Saved data entries
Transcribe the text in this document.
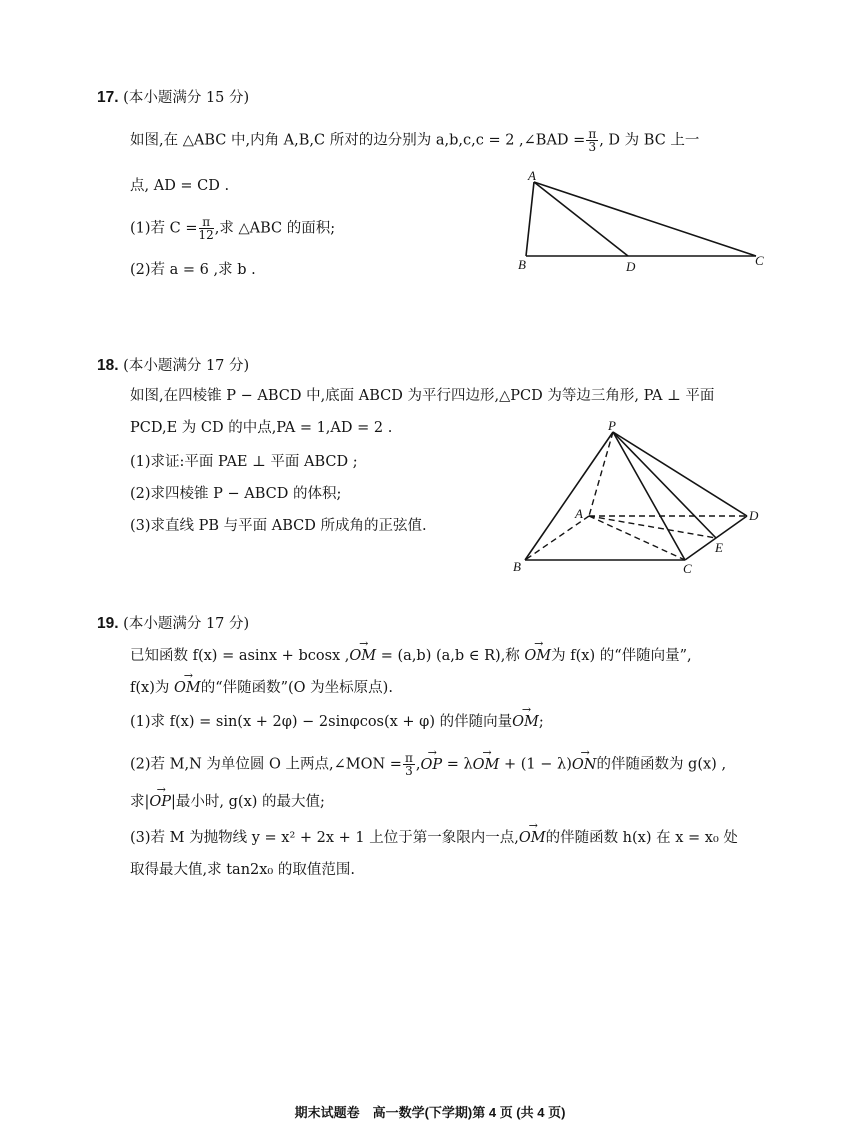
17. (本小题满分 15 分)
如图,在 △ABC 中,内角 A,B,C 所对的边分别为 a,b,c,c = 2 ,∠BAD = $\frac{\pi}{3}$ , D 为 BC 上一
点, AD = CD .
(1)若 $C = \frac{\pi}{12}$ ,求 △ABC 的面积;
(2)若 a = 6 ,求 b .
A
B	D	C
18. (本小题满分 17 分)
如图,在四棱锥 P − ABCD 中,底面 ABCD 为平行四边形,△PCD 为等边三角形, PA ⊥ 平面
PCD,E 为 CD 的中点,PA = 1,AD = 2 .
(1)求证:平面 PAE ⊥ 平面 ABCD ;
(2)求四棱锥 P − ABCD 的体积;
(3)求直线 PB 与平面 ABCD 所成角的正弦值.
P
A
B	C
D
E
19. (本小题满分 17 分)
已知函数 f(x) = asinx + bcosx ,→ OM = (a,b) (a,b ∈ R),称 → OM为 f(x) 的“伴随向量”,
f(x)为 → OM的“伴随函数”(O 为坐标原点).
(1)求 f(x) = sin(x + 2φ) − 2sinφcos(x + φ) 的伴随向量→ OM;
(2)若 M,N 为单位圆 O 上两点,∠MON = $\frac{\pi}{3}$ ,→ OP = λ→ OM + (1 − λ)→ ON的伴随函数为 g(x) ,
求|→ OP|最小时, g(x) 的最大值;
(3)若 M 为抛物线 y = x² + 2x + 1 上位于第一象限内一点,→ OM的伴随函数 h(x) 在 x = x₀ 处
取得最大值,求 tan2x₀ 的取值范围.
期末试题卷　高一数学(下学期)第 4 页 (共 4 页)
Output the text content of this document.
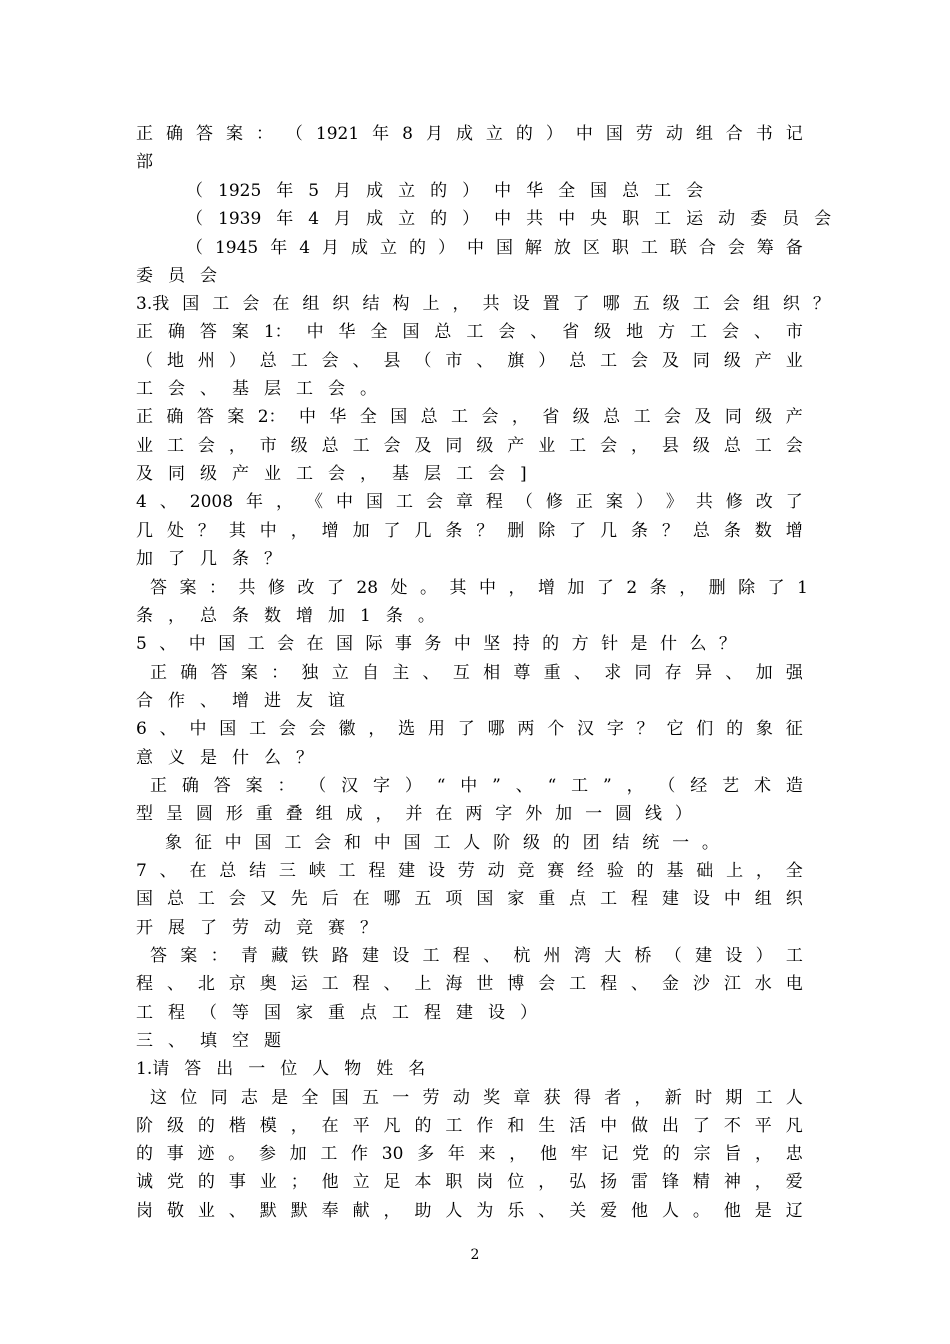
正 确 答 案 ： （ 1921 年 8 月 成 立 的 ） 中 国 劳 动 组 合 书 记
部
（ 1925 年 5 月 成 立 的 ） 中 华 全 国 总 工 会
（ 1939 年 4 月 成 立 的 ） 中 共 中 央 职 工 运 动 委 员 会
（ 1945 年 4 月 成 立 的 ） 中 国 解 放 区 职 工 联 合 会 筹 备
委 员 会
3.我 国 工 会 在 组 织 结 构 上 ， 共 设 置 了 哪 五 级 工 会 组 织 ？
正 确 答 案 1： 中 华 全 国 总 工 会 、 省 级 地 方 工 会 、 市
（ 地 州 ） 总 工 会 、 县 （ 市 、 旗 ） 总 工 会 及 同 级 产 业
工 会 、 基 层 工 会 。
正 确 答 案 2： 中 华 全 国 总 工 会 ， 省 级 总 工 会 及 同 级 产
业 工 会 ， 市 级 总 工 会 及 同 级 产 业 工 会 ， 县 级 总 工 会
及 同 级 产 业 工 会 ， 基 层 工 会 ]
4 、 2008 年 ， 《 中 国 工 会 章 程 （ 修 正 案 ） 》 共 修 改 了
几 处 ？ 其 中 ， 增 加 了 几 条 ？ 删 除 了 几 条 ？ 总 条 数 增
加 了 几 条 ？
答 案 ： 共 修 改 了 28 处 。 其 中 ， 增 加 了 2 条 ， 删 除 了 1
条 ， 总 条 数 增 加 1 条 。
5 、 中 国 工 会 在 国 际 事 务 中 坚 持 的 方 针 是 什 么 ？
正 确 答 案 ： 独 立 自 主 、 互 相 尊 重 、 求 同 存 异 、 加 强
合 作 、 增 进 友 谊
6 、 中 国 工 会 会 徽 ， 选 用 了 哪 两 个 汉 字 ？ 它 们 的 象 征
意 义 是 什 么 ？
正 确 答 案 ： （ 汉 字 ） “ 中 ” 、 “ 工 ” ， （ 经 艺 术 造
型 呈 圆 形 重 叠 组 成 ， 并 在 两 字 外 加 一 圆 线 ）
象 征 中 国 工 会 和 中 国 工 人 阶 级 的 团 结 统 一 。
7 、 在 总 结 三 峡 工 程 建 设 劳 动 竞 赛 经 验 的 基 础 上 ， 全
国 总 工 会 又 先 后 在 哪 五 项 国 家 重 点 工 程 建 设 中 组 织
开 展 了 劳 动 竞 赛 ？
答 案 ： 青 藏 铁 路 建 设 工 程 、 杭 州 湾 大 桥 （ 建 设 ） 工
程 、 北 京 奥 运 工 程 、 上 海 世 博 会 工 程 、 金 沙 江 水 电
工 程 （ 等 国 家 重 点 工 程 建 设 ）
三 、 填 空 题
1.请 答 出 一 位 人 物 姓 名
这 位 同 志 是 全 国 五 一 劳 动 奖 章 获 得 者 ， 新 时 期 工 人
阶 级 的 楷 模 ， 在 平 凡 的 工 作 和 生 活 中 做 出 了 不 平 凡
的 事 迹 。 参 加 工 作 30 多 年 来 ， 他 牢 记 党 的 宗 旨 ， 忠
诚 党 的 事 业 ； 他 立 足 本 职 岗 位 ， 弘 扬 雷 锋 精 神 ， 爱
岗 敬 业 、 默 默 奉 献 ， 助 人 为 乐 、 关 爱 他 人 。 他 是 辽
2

## EXERCISE BRIEF
Scan the listing above. Gather each line that contains the word "this".

## WRITTEN RESPONSE
Transcribe the text in this document.
Output the text content of this document.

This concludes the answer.